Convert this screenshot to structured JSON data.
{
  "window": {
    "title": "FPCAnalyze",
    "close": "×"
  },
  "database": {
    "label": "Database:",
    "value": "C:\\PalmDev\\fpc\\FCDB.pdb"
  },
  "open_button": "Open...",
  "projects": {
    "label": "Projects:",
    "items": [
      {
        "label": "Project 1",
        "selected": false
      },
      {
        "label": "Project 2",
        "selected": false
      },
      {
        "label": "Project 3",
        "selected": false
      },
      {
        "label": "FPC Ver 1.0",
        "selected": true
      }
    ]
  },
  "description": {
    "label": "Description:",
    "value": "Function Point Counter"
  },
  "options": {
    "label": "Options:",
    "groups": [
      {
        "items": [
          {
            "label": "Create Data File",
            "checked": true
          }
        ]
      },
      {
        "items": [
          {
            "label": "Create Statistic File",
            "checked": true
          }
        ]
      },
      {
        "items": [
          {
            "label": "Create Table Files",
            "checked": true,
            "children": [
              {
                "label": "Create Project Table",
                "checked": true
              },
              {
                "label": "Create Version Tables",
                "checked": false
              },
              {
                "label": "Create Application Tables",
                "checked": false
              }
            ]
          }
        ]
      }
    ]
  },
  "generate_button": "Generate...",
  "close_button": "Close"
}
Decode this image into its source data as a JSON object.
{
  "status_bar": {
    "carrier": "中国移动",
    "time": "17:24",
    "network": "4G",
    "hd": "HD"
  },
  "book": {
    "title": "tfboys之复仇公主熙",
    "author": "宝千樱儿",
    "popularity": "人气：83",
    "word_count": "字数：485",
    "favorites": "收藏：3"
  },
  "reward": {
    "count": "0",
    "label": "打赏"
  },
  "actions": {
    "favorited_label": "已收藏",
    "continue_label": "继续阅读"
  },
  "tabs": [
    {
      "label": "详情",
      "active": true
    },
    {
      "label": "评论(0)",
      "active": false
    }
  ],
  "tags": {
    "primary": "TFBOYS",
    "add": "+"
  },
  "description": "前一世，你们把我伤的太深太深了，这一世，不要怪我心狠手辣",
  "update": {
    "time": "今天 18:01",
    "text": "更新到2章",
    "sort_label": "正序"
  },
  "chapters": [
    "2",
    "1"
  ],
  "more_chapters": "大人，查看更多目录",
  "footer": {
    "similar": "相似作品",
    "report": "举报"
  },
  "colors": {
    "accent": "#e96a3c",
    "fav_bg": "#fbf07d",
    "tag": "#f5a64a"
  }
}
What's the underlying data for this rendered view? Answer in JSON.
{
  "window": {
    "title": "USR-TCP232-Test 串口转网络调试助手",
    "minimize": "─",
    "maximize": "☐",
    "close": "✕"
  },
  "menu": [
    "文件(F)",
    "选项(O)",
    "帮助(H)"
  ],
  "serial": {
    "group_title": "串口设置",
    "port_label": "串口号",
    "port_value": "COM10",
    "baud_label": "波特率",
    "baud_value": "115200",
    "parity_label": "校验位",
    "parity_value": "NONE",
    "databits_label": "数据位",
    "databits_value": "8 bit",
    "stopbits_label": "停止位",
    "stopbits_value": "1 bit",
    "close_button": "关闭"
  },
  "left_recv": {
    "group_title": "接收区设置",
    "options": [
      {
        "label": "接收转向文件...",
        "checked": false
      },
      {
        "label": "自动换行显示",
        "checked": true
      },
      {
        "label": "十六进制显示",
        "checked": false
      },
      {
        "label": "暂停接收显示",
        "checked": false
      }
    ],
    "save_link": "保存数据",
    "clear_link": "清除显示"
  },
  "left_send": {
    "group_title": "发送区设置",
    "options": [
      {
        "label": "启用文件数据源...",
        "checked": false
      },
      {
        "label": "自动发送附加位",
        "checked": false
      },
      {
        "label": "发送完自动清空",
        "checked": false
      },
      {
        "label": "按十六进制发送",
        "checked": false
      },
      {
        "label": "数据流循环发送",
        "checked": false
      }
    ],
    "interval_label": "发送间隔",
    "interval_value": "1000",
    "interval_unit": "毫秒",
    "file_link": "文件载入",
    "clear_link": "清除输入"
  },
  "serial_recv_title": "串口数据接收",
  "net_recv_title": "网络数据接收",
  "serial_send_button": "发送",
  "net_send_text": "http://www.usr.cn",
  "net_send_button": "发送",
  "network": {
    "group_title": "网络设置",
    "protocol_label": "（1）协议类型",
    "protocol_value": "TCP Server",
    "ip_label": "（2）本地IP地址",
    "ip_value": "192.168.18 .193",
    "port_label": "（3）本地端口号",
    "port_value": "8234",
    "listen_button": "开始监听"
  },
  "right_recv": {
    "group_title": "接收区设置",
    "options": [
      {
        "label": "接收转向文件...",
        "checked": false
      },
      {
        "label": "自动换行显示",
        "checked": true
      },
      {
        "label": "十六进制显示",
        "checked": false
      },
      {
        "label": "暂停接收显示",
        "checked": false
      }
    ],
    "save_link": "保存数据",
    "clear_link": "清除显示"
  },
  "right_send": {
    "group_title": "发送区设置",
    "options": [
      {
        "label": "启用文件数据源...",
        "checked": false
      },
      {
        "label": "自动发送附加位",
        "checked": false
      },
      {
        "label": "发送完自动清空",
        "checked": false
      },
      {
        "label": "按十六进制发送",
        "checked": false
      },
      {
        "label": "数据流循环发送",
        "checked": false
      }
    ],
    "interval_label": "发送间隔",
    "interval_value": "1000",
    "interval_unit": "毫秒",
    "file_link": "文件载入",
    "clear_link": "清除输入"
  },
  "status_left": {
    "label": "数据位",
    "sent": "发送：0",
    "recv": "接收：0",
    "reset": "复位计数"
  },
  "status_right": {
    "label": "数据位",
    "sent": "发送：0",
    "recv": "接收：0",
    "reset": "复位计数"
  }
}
== == ==
→ Task description: In the lines above, find each one with "JSON" and list it.

→ Answer to the problem:
Convert this screenshot to structured JSON data.
Decode this image into its source data as a JSON object.
What's the underlying data for this rendered view? Answer in JSON.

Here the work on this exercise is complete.